* Request:
Search the records for "ArcSight". Copy every line where it appears.

* Entries:
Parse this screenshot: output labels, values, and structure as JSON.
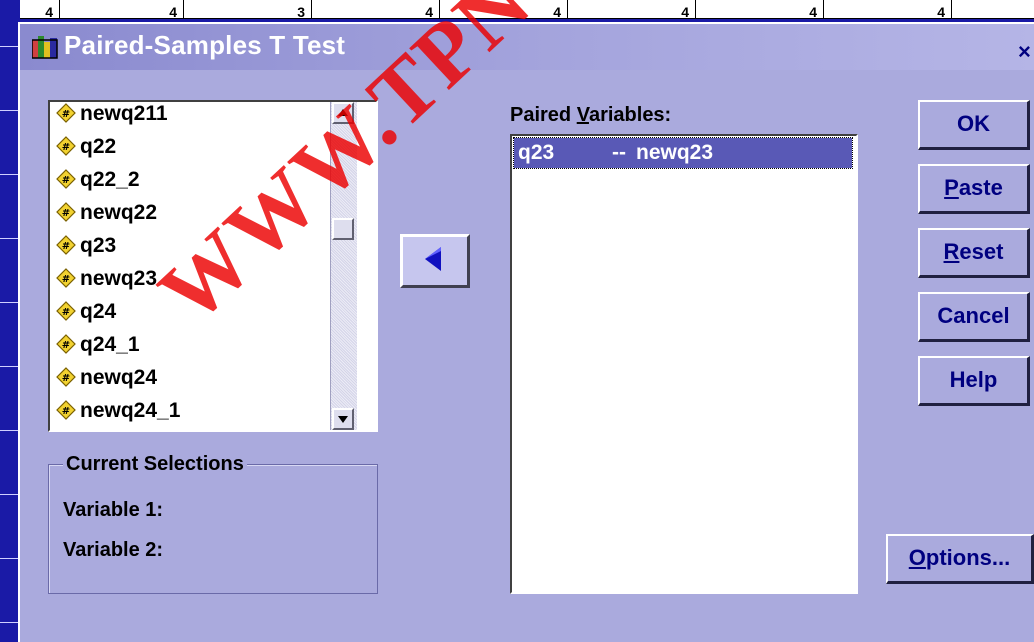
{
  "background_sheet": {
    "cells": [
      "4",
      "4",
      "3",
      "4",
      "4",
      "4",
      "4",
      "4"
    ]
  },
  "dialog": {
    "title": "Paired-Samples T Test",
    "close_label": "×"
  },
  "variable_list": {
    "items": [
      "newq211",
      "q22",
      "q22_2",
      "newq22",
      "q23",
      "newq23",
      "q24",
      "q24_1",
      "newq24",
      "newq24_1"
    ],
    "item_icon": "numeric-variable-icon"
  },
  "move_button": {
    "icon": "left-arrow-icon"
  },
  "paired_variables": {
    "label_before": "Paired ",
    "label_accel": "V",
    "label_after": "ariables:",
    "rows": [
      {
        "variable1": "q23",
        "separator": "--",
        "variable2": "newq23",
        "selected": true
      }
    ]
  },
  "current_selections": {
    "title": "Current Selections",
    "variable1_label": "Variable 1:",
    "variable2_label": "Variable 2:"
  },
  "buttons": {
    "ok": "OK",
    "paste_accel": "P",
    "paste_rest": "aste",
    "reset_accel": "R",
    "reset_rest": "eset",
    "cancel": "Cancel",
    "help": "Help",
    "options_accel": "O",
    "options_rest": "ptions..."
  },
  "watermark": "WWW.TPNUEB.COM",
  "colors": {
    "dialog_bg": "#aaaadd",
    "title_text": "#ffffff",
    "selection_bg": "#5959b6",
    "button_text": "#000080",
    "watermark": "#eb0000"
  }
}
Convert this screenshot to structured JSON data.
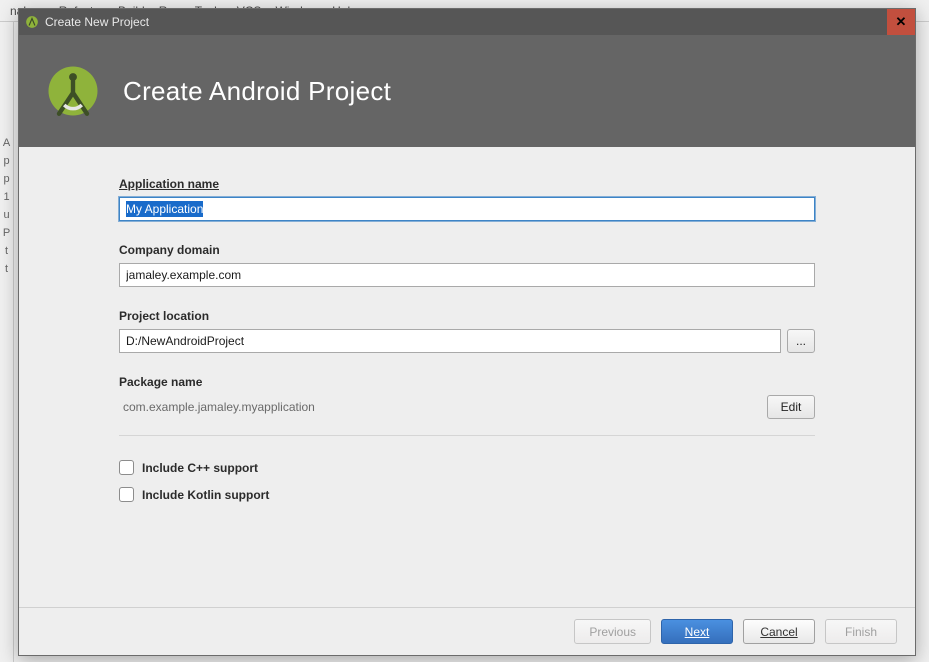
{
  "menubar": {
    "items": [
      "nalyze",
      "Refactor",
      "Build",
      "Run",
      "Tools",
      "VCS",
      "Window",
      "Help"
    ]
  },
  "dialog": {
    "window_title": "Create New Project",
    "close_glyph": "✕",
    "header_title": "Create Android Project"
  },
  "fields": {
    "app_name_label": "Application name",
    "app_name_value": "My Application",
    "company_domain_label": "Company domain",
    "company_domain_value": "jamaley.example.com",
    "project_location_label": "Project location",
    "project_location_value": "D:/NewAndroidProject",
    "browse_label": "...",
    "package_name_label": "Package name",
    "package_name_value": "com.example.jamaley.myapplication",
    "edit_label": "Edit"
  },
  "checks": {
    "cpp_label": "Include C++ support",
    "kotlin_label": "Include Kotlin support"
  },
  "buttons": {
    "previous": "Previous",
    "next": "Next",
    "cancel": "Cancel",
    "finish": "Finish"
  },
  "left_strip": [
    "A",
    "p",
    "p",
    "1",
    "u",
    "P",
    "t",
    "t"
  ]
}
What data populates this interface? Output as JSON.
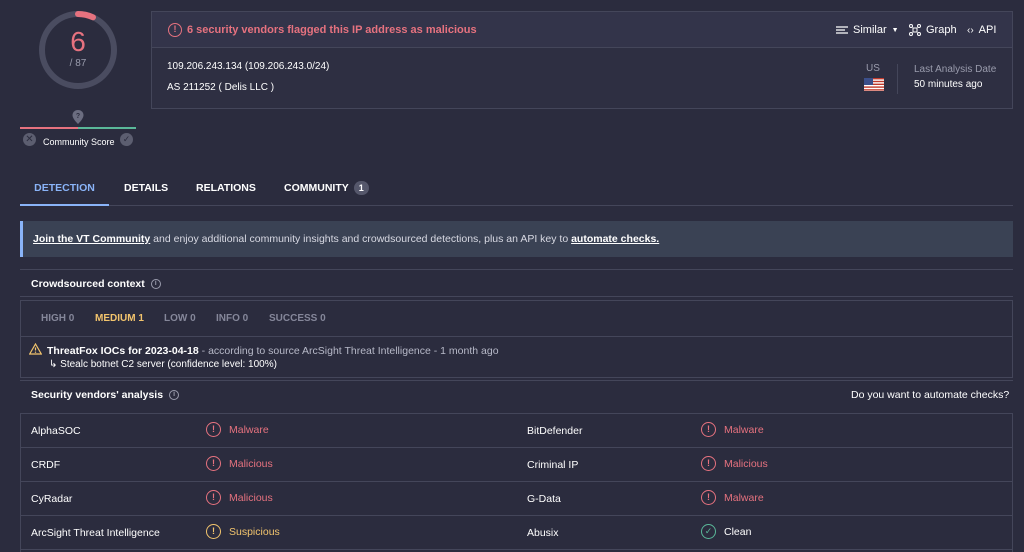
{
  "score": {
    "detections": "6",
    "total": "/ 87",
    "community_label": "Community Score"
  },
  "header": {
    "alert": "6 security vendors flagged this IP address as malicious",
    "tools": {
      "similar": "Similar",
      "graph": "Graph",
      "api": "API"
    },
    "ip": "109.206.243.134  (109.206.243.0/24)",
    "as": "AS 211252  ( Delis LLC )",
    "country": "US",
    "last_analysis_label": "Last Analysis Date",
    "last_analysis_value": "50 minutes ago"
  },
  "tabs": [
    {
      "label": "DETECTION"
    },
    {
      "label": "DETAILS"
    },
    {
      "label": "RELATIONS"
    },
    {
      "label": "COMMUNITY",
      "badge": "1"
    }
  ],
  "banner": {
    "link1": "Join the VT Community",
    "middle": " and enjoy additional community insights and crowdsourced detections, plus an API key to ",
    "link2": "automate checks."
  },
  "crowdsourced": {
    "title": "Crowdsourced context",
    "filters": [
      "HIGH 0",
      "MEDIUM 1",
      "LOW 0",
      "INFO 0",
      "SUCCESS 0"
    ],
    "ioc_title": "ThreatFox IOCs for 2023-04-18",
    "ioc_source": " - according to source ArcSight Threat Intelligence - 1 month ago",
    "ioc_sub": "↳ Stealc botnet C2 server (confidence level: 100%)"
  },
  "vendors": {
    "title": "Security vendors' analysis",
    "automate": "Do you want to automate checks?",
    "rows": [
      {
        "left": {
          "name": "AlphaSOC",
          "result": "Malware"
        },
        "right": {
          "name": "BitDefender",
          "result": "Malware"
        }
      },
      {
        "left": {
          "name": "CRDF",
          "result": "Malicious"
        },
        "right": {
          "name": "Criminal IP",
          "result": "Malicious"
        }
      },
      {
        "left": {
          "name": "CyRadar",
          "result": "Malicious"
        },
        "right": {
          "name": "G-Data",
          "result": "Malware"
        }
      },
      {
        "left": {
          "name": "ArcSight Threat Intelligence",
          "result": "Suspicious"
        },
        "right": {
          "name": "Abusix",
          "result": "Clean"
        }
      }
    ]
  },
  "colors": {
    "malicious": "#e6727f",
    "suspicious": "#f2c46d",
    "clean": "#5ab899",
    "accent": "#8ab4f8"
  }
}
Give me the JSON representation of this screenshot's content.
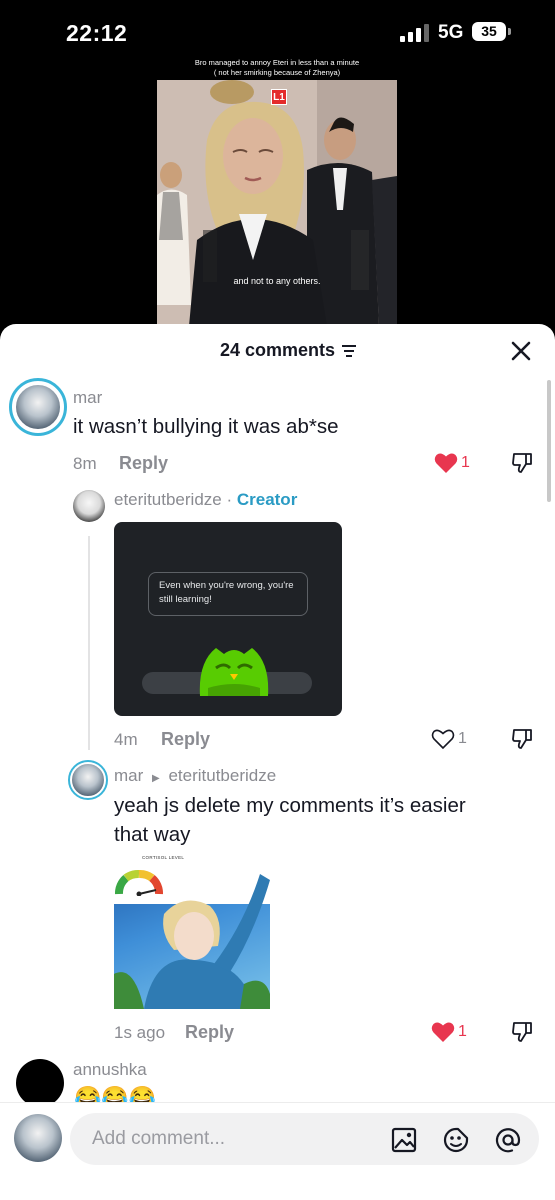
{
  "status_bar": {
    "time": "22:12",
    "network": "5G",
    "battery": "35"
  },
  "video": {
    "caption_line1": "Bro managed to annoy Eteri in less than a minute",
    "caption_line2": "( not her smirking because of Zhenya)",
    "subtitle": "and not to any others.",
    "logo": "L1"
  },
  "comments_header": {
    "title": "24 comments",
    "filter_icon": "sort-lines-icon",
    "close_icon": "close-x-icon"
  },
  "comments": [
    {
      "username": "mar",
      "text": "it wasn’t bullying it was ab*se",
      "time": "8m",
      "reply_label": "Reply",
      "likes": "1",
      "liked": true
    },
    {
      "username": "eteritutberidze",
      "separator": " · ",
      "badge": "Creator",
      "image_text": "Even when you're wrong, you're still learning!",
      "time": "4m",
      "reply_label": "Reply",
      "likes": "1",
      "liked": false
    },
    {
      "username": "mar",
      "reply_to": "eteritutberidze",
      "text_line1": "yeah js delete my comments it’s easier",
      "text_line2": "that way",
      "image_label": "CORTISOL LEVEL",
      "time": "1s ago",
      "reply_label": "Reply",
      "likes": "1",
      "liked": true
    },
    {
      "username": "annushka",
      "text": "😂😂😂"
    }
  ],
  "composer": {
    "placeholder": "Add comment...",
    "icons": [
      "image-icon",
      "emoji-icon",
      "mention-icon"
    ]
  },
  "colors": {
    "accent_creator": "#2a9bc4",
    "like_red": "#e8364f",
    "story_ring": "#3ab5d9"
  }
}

* Right answer:
    "ioc_source": " - according to source ArcSight Threat Intelligence - 1 month ago",
          "name": "ArcSight Threat Intelligence",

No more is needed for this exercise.